REQUEST
From the listing below, extract every line containing "border".

RECORDS SUPPLIED
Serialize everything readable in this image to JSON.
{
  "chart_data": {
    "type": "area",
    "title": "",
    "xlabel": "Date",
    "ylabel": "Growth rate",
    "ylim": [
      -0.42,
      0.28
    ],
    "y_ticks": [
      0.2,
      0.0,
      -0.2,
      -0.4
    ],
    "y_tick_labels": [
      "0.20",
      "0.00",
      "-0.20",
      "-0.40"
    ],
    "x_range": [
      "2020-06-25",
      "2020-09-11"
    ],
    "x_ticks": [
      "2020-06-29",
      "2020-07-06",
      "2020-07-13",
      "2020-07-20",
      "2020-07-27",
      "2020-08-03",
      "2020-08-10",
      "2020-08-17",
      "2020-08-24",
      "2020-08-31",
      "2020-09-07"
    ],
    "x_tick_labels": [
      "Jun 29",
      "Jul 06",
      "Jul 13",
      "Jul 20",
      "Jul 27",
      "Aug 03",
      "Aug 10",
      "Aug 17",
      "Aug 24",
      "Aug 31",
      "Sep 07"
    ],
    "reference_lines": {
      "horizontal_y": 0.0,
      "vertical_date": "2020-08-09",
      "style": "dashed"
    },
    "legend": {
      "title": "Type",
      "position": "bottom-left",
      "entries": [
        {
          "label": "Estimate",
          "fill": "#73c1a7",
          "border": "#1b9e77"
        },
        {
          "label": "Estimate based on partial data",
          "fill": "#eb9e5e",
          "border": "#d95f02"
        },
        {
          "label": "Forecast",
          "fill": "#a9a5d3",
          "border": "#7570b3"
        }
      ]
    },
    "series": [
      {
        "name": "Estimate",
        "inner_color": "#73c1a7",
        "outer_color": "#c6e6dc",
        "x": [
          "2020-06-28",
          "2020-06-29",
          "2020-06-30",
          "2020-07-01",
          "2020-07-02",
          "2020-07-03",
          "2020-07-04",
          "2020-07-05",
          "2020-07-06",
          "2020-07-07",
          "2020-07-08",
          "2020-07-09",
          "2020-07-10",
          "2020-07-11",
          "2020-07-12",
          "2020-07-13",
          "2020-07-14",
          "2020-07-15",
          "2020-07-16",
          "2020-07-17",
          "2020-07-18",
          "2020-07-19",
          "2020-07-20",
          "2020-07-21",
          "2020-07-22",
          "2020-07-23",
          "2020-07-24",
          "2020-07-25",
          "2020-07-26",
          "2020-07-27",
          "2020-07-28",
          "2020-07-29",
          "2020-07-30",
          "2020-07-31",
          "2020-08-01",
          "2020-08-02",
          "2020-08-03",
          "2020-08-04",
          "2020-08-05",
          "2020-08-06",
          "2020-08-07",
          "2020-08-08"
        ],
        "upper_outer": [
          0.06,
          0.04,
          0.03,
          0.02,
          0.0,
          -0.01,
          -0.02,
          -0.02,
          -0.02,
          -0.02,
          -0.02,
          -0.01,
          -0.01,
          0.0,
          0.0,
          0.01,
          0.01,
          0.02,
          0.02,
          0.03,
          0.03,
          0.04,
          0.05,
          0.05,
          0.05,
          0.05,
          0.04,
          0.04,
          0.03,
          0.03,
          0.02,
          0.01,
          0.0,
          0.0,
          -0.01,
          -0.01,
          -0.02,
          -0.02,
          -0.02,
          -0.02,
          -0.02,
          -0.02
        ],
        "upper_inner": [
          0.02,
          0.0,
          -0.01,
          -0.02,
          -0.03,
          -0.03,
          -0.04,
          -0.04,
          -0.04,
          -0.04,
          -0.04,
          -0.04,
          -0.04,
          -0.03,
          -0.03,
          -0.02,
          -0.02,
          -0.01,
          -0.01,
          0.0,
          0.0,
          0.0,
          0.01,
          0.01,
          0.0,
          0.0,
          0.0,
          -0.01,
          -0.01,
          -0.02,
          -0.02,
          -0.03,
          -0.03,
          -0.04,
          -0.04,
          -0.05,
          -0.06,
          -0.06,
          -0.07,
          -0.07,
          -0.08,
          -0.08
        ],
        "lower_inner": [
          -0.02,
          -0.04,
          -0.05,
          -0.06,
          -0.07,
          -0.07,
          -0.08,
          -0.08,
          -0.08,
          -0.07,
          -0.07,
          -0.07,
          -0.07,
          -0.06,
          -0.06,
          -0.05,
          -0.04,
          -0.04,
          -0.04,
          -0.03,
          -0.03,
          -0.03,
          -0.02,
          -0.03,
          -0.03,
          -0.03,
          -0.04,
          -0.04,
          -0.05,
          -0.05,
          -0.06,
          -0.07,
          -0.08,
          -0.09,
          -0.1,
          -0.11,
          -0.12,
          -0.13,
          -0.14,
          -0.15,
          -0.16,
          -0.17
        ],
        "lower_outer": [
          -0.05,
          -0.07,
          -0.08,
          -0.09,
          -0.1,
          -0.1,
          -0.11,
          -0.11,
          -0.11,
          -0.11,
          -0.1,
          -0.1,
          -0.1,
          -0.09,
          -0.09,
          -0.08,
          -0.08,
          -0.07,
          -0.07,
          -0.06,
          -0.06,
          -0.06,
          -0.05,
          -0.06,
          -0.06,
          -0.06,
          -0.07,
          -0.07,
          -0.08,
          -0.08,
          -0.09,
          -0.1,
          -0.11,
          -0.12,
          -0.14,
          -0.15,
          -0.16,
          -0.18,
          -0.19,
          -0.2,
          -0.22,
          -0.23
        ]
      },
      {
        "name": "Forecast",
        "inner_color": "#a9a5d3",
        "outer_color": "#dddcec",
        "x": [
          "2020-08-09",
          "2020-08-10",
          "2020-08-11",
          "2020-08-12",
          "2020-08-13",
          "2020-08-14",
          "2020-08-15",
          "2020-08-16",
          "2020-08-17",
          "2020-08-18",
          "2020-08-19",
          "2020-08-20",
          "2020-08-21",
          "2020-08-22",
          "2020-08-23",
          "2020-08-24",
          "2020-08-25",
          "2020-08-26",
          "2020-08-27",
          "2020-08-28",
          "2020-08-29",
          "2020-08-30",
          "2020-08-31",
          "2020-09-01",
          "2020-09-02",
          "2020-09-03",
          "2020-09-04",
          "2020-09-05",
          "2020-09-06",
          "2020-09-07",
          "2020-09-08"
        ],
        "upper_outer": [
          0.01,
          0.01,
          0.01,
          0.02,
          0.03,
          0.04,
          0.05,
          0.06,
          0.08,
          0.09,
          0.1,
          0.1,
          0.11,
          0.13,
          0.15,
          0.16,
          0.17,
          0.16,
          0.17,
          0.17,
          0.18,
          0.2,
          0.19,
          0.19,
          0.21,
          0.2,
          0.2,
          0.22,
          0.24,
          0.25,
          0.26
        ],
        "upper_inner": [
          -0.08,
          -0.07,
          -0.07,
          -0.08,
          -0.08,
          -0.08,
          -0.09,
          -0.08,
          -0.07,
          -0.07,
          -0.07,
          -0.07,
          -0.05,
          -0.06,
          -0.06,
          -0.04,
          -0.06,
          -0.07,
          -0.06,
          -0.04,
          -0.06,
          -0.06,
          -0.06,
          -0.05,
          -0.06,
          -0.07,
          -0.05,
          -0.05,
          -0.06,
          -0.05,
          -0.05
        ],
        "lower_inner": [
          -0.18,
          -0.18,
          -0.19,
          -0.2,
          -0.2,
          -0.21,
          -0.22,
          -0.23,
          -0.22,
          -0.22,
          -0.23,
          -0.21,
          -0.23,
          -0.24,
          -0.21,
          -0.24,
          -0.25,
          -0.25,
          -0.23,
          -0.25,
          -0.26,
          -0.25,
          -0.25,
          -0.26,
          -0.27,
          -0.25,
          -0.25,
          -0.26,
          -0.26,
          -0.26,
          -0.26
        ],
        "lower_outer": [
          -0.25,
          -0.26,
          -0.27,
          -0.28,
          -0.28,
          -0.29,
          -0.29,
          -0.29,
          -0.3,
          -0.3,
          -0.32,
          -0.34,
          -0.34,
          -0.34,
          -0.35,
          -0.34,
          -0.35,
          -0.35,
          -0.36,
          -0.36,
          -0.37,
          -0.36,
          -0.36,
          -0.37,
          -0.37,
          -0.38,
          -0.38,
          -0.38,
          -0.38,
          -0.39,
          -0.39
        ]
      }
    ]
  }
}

ANSWER FOR THIS EXERCISE
          "border": "#1b9e77"
          "border": "#d95f02"
          "border": "#7570b3"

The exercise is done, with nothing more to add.